— start —
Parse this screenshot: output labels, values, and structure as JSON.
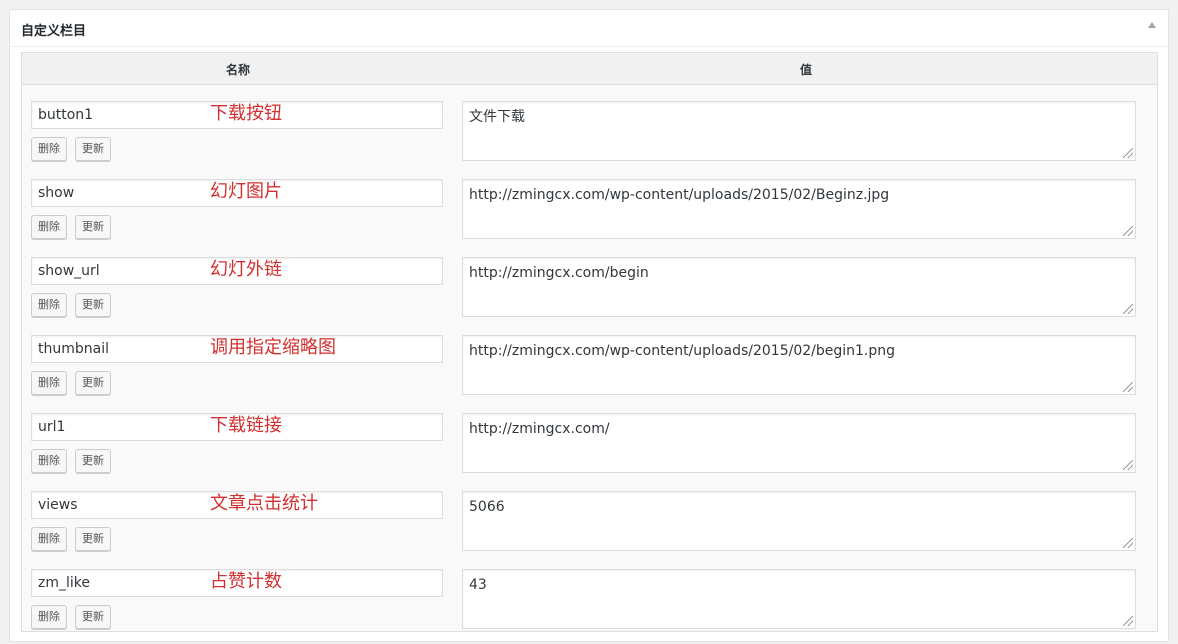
{
  "metabox": {
    "title": "自定义栏目",
    "toggle_icon": "triangle-up-icon"
  },
  "table": {
    "header_name": "名称",
    "header_value": "值"
  },
  "buttons": {
    "delete": "删除",
    "update": "更新"
  },
  "annotation_color": "#d23030",
  "rows": [
    {
      "key": "button1",
      "annotation": "下载按钮",
      "value": "文件下载"
    },
    {
      "key": "show",
      "annotation": "幻灯图片",
      "value": "http://zmingcx.com/wp-content/uploads/2015/02/Beginz.jpg"
    },
    {
      "key": "show_url",
      "annotation": "幻灯外链",
      "value": "http://zmingcx.com/begin"
    },
    {
      "key": "thumbnail",
      "annotation": "调用指定缩略图",
      "value": "http://zmingcx.com/wp-content/uploads/2015/02/begin1.png"
    },
    {
      "key": "url1",
      "annotation": "下载链接",
      "value": "http://zmingcx.com/"
    },
    {
      "key": "views",
      "annotation": "文章点击统计",
      "value": "5066"
    },
    {
      "key": "zm_like",
      "annotation": "占赞计数",
      "value": "43"
    }
  ]
}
— end —
**YOUR TASK:** Looking at the records above, say how many lines hold the string "zmingcx". Write nothing but the number.

**WORKED ANSWER:** 4